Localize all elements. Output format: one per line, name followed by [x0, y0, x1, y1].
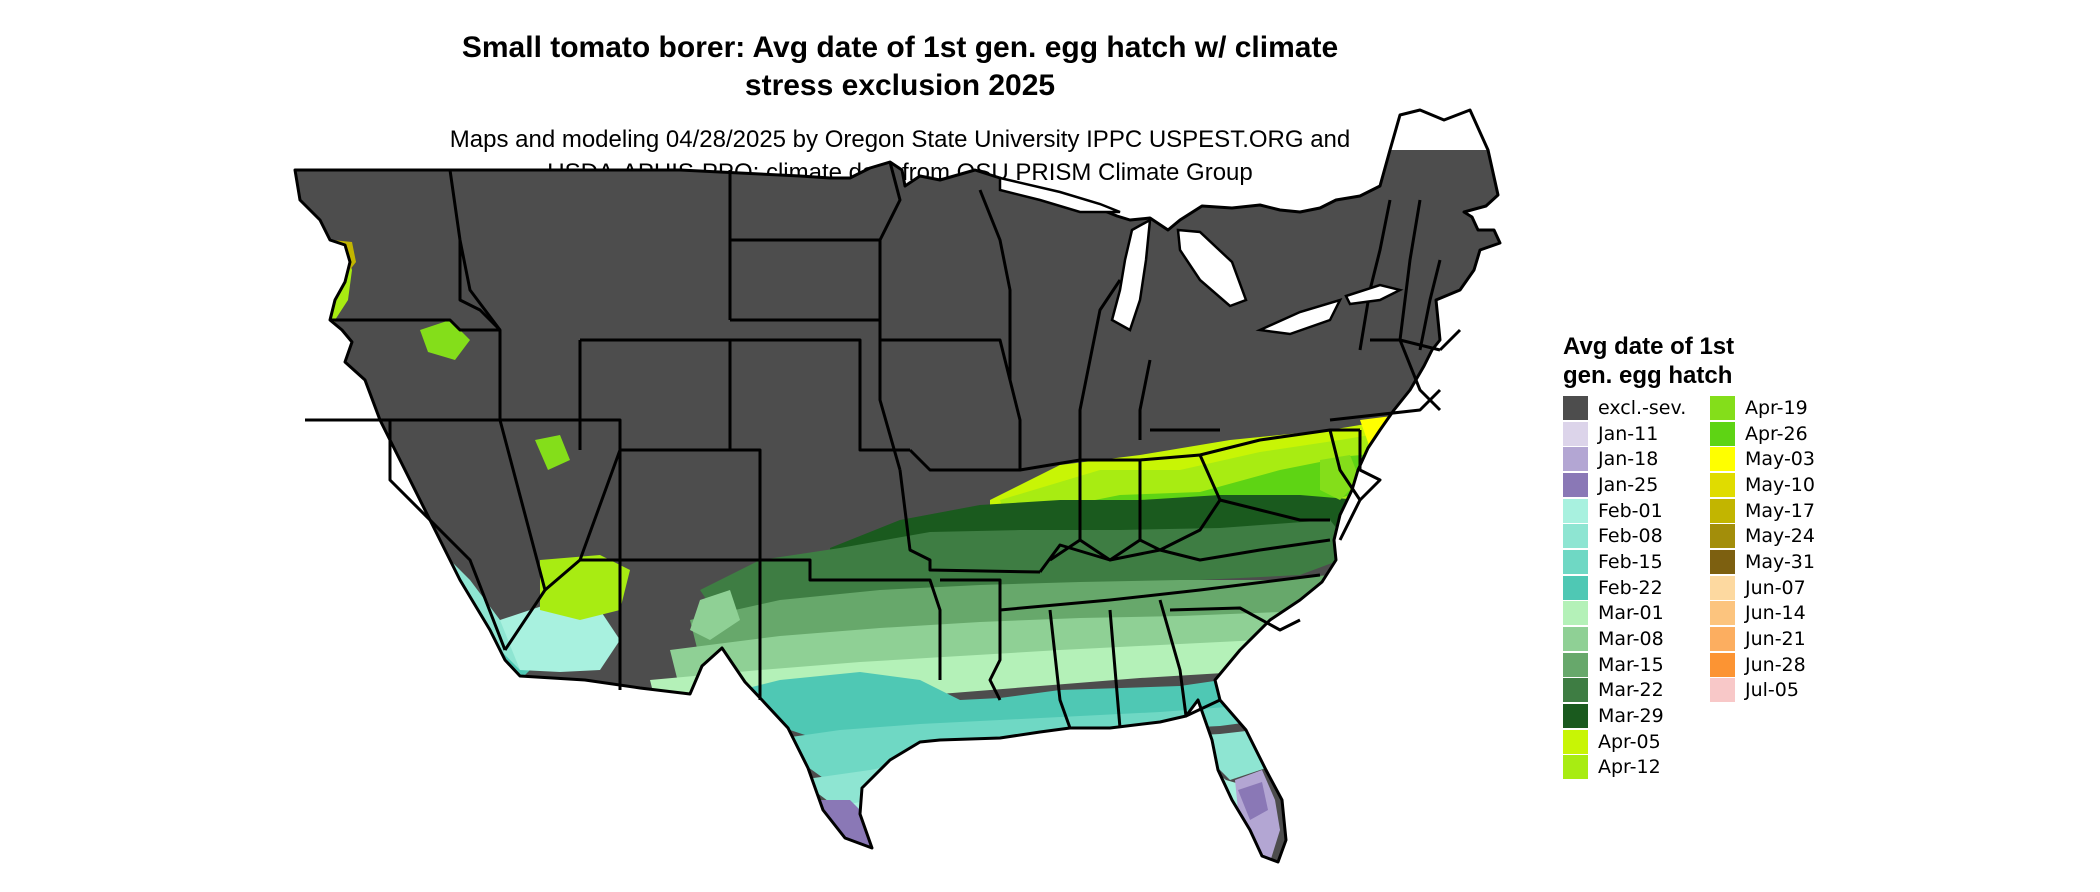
legend-swatch [1563, 447, 1588, 472]
legend-swatch [1710, 498, 1735, 523]
legend-label: Apr-12 [1598, 756, 1661, 779]
legend-item: Jan-25 [1563, 472, 1686, 498]
legend-item: May-24 [1710, 523, 1815, 549]
legend-column: Apr-19 Apr-26 May-03 May-10 May-17 May-24 May-… [1710, 395, 1815, 703]
legend-swatch [1710, 524, 1735, 549]
legend-label: Mar-08 [1598, 628, 1664, 651]
legend-item: Jul-05 [1710, 678, 1815, 704]
legend-item: Mar-01 [1563, 601, 1686, 627]
legend-label: May-17 [1745, 499, 1815, 522]
legend-item: Mar-08 [1563, 626, 1686, 652]
legend-label: Feb-08 [1598, 525, 1663, 548]
legend-item: Apr-19 [1710, 395, 1815, 421]
legend-title: Avg date of 1st [1563, 333, 1735, 360]
legend-item: excl.-sev. [1563, 395, 1686, 421]
legend-item: Feb-08 [1563, 523, 1686, 549]
legend-item: Apr-05 [1563, 729, 1686, 755]
legend-swatch [1710, 601, 1735, 626]
legend-item: Mar-29 [1563, 703, 1686, 729]
legend-swatch [1563, 755, 1588, 780]
map-fill-layer [295, 150, 1500, 862]
legend-label: Jul-05 [1745, 679, 1799, 702]
state-boundaries [293, 108, 1502, 864]
legend-swatch [1710, 575, 1735, 600]
legend-swatch [1710, 627, 1735, 652]
legend-label: Apr-19 [1745, 396, 1808, 419]
legend-item: Mar-15 [1563, 652, 1686, 678]
great-lakes [998, 176, 1404, 336]
legend-label: Jan-25 [1598, 473, 1659, 496]
legend-swatch [1563, 729, 1588, 754]
legend-label: Jun-28 [1745, 653, 1806, 676]
legend-item: Jun-14 [1710, 601, 1815, 627]
legend-swatch [1710, 678, 1735, 703]
legend-label: Mar-01 [1598, 602, 1664, 625]
legend-swatch [1563, 498, 1588, 523]
legend-swatch [1710, 447, 1735, 472]
legend-swatch [1563, 652, 1588, 677]
legend-swatch [1710, 421, 1735, 446]
legend-label: May-10 [1745, 473, 1815, 496]
legend-swatch [1710, 549, 1735, 574]
legend-swatch [1710, 652, 1735, 677]
legend-item: Jun-21 [1710, 626, 1815, 652]
legend-column: excl.-sev. Jan-11 Jan-18 Jan-25 Feb-01 Feb-08… [1563, 395, 1686, 780]
legend-item: Feb-15 [1563, 549, 1686, 575]
legend-label: Mar-22 [1598, 679, 1664, 702]
legend-item: Feb-22 [1563, 575, 1686, 601]
legend-label: Jun-07 [1745, 576, 1806, 599]
legend-label: Mar-15 [1598, 653, 1664, 676]
legend-label: Feb-01 [1598, 499, 1663, 522]
legend-swatch [1563, 421, 1588, 446]
legend-swatch [1563, 395, 1588, 420]
legend-swatch [1710, 395, 1735, 420]
legend-label: Apr-05 [1598, 730, 1661, 753]
legend-label: Feb-22 [1598, 576, 1663, 599]
legend-item: May-17 [1710, 498, 1815, 524]
legend-swatch [1710, 472, 1735, 497]
legend-label: Feb-15 [1598, 550, 1663, 573]
legend-swatch [1563, 524, 1588, 549]
legend-label: Mar-29 [1598, 705, 1664, 728]
legend-swatch [1563, 472, 1588, 497]
legend-item: Jun-07 [1710, 575, 1815, 601]
legend-item: Apr-26 [1710, 421, 1815, 447]
legend-swatch [1563, 575, 1588, 600]
legend-label: excl.-sev. [1598, 396, 1687, 419]
legend-label: Jan-11 [1598, 422, 1659, 445]
legend-item: Feb-01 [1563, 498, 1686, 524]
legend-label: May-24 [1745, 525, 1815, 548]
legend-swatch [1563, 678, 1588, 703]
legend-item: May-10 [1710, 472, 1815, 498]
legend-label: Apr-26 [1745, 422, 1808, 445]
legend-item: May-03 [1710, 446, 1815, 472]
legend-label: May-03 [1745, 448, 1815, 471]
legend-item: May-31 [1710, 549, 1815, 575]
legend-item: Jan-11 [1563, 421, 1686, 447]
legend-item: Mar-22 [1563, 678, 1686, 704]
map-title: Small tomato borer: Avg date of 1st gen.… [461, 31, 1339, 64]
legend-label: Jun-14 [1745, 602, 1806, 625]
legend-swatch [1563, 549, 1588, 574]
legend-swatch [1563, 704, 1588, 729]
legend-label: Jan-18 [1598, 448, 1659, 471]
legend-label: May-31 [1745, 550, 1815, 573]
legend-swatch [1563, 627, 1588, 652]
legend-title-line2: gen. egg hatch [1563, 362, 1733, 389]
legend-item: Apr-12 [1563, 755, 1686, 781]
legend-item: Jan-18 [1563, 446, 1686, 472]
map-title-line2: stress exclusion 2025 [744, 69, 1056, 102]
legend-item: Jun-28 [1710, 652, 1815, 678]
legend-swatch [1563, 601, 1588, 626]
legend-label: Jun-21 [1745, 628, 1806, 651]
map-subtitle: Maps and modeling 04/28/2025 by Oregon S… [449, 126, 1351, 153]
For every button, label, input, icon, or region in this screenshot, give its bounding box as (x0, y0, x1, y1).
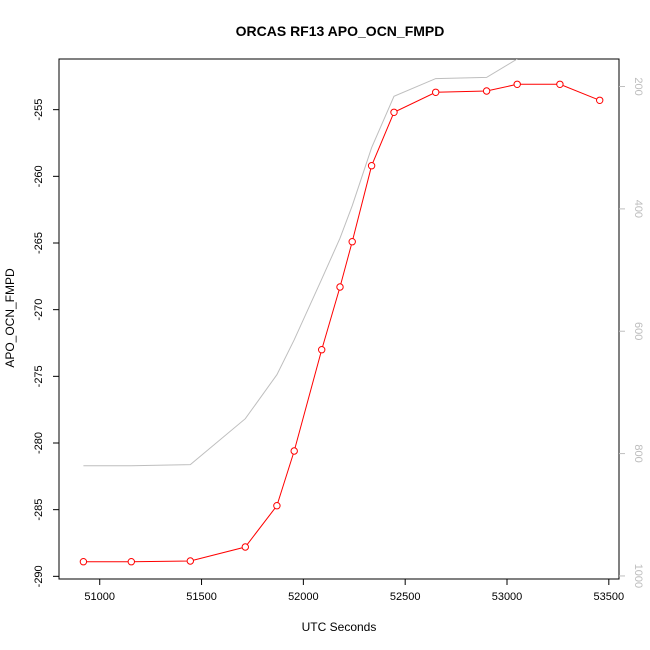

#### SHORT PROBLEM
Please update all the material above by replacing each "legend-swatch" with "color-swatch" and keeping everything else the same, leaving out the pictures.

#### SOLVED EXERCISE
Localize all elements. Output format: one per line, name followed by [x0, y0, x1, y1].
color-swatch [1563, 447, 1588, 472]
color-swatch [1710, 498, 1735, 523]
legend-label: Apr-12 [1598, 756, 1661, 779]
legend-item: Jan-25 [1563, 472, 1686, 498]
legend-item: May-24 [1710, 523, 1815, 549]
legend-column: Apr-19 Apr-26 May-03 May-10 May-17 May-24 May-… [1710, 395, 1815, 703]
color-swatch [1710, 524, 1735, 549]
legend-label: Mar-08 [1598, 628, 1664, 651]
legend-item: Jul-05 [1710, 678, 1815, 704]
legend-item: Mar-01 [1563, 601, 1686, 627]
legend-label: May-17 [1745, 499, 1815, 522]
legend-item: Mar-08 [1563, 626, 1686, 652]
legend-label: Feb-08 [1598, 525, 1663, 548]
legend-item: Apr-19 [1710, 395, 1815, 421]
legend-title: Avg date of 1st [1563, 333, 1735, 360]
legend-item: excl.-sev. [1563, 395, 1686, 421]
legend-item: Feb-08 [1563, 523, 1686, 549]
legend-item: Apr-05 [1563, 729, 1686, 755]
color-swatch [1710, 601, 1735, 626]
legend-item: Mar-29 [1563, 703, 1686, 729]
color-swatch [1563, 755, 1588, 780]
map-fill-layer [295, 150, 1500, 862]
legend-label: Jul-05 [1745, 679, 1799, 702]
state-boundaries [293, 108, 1502, 864]
color-swatch [1710, 575, 1735, 600]
color-swatch [1710, 627, 1735, 652]
legend-label: Apr-19 [1745, 396, 1808, 419]
legend-item: Mar-15 [1563, 652, 1686, 678]
great-lakes [998, 176, 1404, 336]
legend-label: Jan-25 [1598, 473, 1659, 496]
color-swatch [1563, 729, 1588, 754]
legend-label: Jun-28 [1745, 653, 1806, 676]
legend-item: Jun-14 [1710, 601, 1815, 627]
color-swatch [1710, 678, 1735, 703]
legend-label: Mar-01 [1598, 602, 1664, 625]
color-swatch [1563, 498, 1588, 523]
color-swatch [1710, 447, 1735, 472]
color-swatch [1563, 652, 1588, 677]
color-swatch [1710, 421, 1735, 446]
legend-label: May-10 [1745, 473, 1815, 496]
color-swatch [1710, 549, 1735, 574]
color-swatch [1710, 652, 1735, 677]
legend-item: Jun-21 [1710, 626, 1815, 652]
legend-column: excl.-sev. Jan-11 Jan-18 Jan-25 Feb-01 Feb-08… [1563, 395, 1686, 780]
legend-item: Feb-15 [1563, 549, 1686, 575]
legend-label: Mar-22 [1598, 679, 1664, 702]
legend-item: Feb-22 [1563, 575, 1686, 601]
legend-label: Jun-07 [1745, 576, 1806, 599]
legend-label: Mar-15 [1598, 653, 1664, 676]
legend-label: Feb-01 [1598, 499, 1663, 522]
color-swatch [1563, 421, 1588, 446]
color-swatch [1563, 395, 1588, 420]
color-swatch [1710, 395, 1735, 420]
legend-label: Apr-05 [1598, 730, 1661, 753]
legend-label: Feb-22 [1598, 576, 1663, 599]
legend-item: May-17 [1710, 498, 1815, 524]
color-swatch [1710, 472, 1735, 497]
legend-label: Feb-15 [1598, 550, 1663, 573]
color-swatch [1563, 524, 1588, 549]
legend-label: Mar-29 [1598, 705, 1664, 728]
color-swatch [1563, 472, 1588, 497]
legend-item: Jun-07 [1710, 575, 1815, 601]
legend-item: Apr-26 [1710, 421, 1815, 447]
color-swatch [1563, 575, 1588, 600]
legend-label: excl.-sev. [1598, 396, 1687, 419]
legend-label: Jan-11 [1598, 422, 1659, 445]
legend-item: Feb-01 [1563, 498, 1686, 524]
legend-label: May-24 [1745, 525, 1815, 548]
color-swatch [1563, 678, 1588, 703]
legend-item: May-10 [1710, 472, 1815, 498]
legend-label: Apr-26 [1745, 422, 1808, 445]
legend-item: May-03 [1710, 446, 1815, 472]
legend-label: May-03 [1745, 448, 1815, 471]
legend-item: May-31 [1710, 549, 1815, 575]
legend-item: Jan-11 [1563, 421, 1686, 447]
legend-item: Mar-22 [1563, 678, 1686, 704]
map-title: Small tomato borer: Avg date of 1st gen.… [461, 31, 1339, 64]
legend-label: Jun-14 [1745, 602, 1806, 625]
color-swatch [1563, 549, 1588, 574]
color-swatch [1563, 704, 1588, 729]
legend-label: Jan-18 [1598, 448, 1659, 471]
legend-label: May-31 [1745, 550, 1815, 573]
color-swatch [1563, 627, 1588, 652]
legend-title-line2: gen. egg hatch [1563, 362, 1733, 389]
legend-item: Apr-12 [1563, 755, 1686, 781]
legend-item: Jan-18 [1563, 446, 1686, 472]
map-title-line2: stress exclusion 2025 [744, 69, 1056, 102]
legend-item: Jun-28 [1710, 652, 1815, 678]
color-swatch [1563, 601, 1588, 626]
legend-label: Jun-21 [1745, 628, 1806, 651]
map-subtitle: Maps and modeling 04/28/2025 by Oregon S… [449, 126, 1351, 153]
For every button, label, input, icon, or region in this screenshot, give its bounding box as (x0, y0, x1, y1).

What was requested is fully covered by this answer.